Brief: Give the lines below as a numbered list, from the first line through the one that contains "note-5-line-1 bbox=[187, 1077, 697, 1107]". Leave out any blank lines.

Records supplied:
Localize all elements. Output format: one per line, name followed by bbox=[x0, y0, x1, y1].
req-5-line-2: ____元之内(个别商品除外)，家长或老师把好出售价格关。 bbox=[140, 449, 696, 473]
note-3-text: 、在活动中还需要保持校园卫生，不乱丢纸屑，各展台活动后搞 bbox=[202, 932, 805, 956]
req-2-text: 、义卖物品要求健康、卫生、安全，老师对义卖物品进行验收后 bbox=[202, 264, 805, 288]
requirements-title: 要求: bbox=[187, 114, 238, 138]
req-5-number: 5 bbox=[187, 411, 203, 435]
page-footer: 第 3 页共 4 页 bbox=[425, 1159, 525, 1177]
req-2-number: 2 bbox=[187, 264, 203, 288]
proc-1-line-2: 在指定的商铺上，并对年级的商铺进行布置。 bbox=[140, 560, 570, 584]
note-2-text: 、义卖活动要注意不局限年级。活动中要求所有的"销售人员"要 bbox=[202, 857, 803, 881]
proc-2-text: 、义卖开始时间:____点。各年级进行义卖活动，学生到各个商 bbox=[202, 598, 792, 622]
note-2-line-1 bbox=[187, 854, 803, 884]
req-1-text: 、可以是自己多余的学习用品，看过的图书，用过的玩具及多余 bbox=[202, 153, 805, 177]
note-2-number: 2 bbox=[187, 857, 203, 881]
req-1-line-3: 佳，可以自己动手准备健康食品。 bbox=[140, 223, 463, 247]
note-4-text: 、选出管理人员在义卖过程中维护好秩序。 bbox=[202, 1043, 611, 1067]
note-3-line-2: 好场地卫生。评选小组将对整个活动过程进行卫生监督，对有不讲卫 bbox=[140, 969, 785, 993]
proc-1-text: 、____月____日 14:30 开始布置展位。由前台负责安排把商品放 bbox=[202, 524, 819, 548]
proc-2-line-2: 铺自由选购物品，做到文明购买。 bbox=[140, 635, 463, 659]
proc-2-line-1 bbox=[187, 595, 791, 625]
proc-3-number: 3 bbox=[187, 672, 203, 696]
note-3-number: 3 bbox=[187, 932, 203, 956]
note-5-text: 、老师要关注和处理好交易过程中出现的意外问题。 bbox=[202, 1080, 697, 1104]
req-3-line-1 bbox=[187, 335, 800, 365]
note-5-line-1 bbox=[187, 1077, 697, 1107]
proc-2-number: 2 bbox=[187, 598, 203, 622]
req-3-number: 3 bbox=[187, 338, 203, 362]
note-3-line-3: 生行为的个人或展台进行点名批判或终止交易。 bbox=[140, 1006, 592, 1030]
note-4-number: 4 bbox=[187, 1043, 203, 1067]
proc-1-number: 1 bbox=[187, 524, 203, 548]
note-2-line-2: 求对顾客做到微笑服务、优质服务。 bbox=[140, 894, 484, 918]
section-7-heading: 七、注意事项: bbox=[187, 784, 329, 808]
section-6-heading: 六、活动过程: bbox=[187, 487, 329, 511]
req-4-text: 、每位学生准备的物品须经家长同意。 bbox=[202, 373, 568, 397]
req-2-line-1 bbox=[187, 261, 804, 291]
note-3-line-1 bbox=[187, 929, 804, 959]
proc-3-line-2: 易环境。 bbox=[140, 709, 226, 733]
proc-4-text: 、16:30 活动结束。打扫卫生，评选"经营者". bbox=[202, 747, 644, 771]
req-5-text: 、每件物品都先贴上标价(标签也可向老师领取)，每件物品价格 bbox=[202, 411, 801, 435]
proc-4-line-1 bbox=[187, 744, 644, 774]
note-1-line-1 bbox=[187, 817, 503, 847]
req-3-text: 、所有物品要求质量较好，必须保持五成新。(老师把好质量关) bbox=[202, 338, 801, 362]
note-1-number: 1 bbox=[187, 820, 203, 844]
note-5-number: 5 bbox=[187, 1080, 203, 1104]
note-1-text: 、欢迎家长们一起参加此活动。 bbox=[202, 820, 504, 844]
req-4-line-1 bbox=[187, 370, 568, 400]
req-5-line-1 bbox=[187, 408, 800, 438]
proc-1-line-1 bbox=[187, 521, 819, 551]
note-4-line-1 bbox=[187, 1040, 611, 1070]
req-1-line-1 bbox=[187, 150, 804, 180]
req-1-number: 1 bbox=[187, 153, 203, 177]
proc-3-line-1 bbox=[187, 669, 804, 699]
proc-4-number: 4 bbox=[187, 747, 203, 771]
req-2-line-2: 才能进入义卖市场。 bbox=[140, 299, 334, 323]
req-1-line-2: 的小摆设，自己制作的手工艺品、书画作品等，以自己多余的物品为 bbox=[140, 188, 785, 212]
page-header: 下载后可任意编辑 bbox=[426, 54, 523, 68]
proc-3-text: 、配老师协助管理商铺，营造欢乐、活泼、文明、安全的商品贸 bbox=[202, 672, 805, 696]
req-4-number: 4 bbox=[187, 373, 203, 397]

Exercise response:
1. Localize all elements. Output format: one per line, name followed by bbox=[x0, y0, x1, y1].
2. req-5-line-2: ____元之内(个别商品除外)，家长或老师把好出售价格关。 bbox=[140, 449, 696, 473]
3. note-3-text: 、在活动中还需要保持校园卫生，不乱丢纸屑，各展台活动后搞 bbox=[202, 932, 805, 956]
4. req-2-text: 、义卖物品要求健康、卫生、安全，老师对义卖物品进行验收后 bbox=[202, 264, 805, 288]
5. requirements-title: 要求: bbox=[187, 114, 238, 138]
6. req-5-number: 5 bbox=[187, 411, 203, 435]
7. page-footer: 第 3 页共 4 页 bbox=[425, 1159, 525, 1177]
8. req-2-number: 2 bbox=[187, 264, 203, 288]
9. proc-1-line-2: 在指定的商铺上，并对年级的商铺进行布置。 bbox=[140, 560, 570, 584]
10. note-2-text: 、义卖活动要注意不局限年级。活动中要求所有的"销售人员"要 bbox=[202, 857, 803, 881]
11. proc-2-text: 、义卖开始时间:____点。各年级进行义卖活动，学生到各个商 bbox=[202, 598, 792, 622]
12. note-2-line-1 bbox=[187, 854, 803, 884]
13. req-1-text: 、可以是自己多余的学习用品，看过的图书，用过的玩具及多余 bbox=[202, 153, 805, 177]
14. note-2-number: 2 bbox=[187, 857, 203, 881]
15. req-1-line-3: 佳，可以自己动手准备健康食品。 bbox=[140, 223, 463, 247]
16. note-4-text: 、选出管理人员在义卖过程中维护好秩序。 bbox=[202, 1043, 611, 1067]
17. note-3-line-2: 好场地卫生。评选小组将对整个活动过程进行卫生监督，对有不讲卫 bbox=[140, 969, 785, 993]
18. proc-1-text: 、____月____日 14:30 开始布置展位。由前台负责安排把商品放 bbox=[202, 524, 819, 548]
19. proc-2-line-2: 铺自由选购物品，做到文明购买。 bbox=[140, 635, 463, 659]
20. proc-2-line-1 bbox=[187, 595, 791, 625]
21. proc-3-number: 3 bbox=[187, 672, 203, 696]
22. note-3-number: 3 bbox=[187, 932, 203, 956]
23. note-5-text: 、老师要关注和处理好交易过程中出现的意外问题。 bbox=[202, 1080, 697, 1104]
24. req-3-line-1 bbox=[187, 335, 800, 365]
25. note-5-line-1 bbox=[187, 1077, 697, 1107]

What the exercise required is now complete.